* _Prompt_
Copy the data exactly; pictures stay out of the copy.

Dataset records
----
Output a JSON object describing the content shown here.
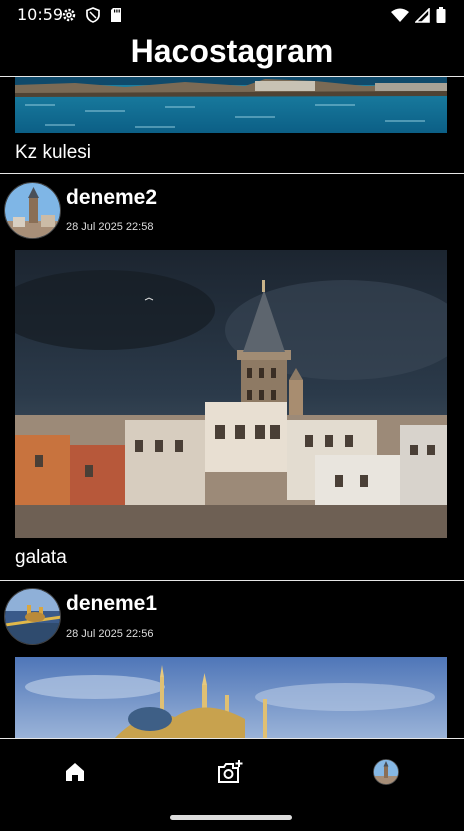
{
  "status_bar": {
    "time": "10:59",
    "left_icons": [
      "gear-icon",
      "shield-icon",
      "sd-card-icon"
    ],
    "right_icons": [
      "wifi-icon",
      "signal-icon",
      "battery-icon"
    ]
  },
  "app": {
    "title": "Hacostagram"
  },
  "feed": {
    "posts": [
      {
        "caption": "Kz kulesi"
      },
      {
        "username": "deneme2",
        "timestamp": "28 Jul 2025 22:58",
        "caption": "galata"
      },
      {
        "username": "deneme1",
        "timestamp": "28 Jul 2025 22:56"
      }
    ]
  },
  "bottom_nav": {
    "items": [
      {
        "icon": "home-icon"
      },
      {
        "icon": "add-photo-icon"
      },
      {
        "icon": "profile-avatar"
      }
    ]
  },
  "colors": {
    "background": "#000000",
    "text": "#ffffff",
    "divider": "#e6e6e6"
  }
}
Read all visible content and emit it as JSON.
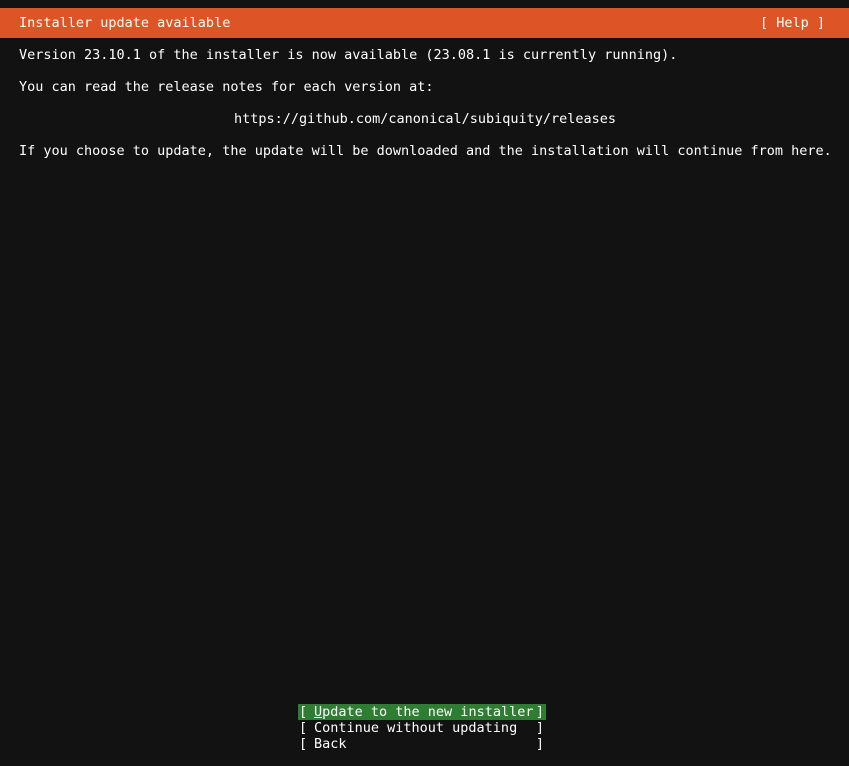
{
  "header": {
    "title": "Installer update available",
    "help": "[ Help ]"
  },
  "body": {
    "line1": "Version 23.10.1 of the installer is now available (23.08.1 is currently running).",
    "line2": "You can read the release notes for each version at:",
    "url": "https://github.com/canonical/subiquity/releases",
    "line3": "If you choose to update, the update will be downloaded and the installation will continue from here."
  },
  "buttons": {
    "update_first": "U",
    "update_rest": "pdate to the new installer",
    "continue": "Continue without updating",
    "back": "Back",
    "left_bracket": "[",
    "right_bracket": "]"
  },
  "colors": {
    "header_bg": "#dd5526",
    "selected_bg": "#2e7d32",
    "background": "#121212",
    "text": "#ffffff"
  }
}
----
* _Solution for this exercise_
Output a JSON object describing the content shown here.
{
  "status_bar": {
    "time": "10:59",
    "left_icons": [
      "gear-icon",
      "shield-icon",
      "sd-card-icon"
    ],
    "right_icons": [
      "wifi-icon",
      "signal-icon",
      "battery-icon"
    ]
  },
  "app": {
    "title": "Hacostagram"
  },
  "feed": {
    "posts": [
      {
        "caption": "Kz kulesi"
      },
      {
        "username": "deneme2",
        "timestamp": "28 Jul 2025 22:58",
        "caption": "galata"
      },
      {
        "username": "deneme1",
        "timestamp": "28 Jul 2025 22:56"
      }
    ]
  },
  "bottom_nav": {
    "items": [
      {
        "icon": "home-icon"
      },
      {
        "icon": "add-photo-icon"
      },
      {
        "icon": "profile-avatar"
      }
    ]
  },
  "colors": {
    "background": "#000000",
    "text": "#ffffff",
    "divider": "#e6e6e6"
  }
}
Read all visible content and emit it as JSON.
{
  "header": {
    "title": "Installer update available",
    "help": "[ Help ]"
  },
  "body": {
    "line1": "Version 23.10.1 of the installer is now available (23.08.1 is currently running).",
    "line2": "You can read the release notes for each version at:",
    "url": "https://github.com/canonical/subiquity/releases",
    "line3": "If you choose to update, the update will be downloaded and the installation will continue from here."
  },
  "buttons": {
    "update_first": "U",
    "update_rest": "pdate to the new installer",
    "continue": "Continue without updating",
    "back": "Back",
    "left_bracket": "[",
    "right_bracket": "]"
  },
  "colors": {
    "header_bg": "#dd5526",
    "selected_bg": "#2e7d32",
    "background": "#121212",
    "text": "#ffffff"
  }
}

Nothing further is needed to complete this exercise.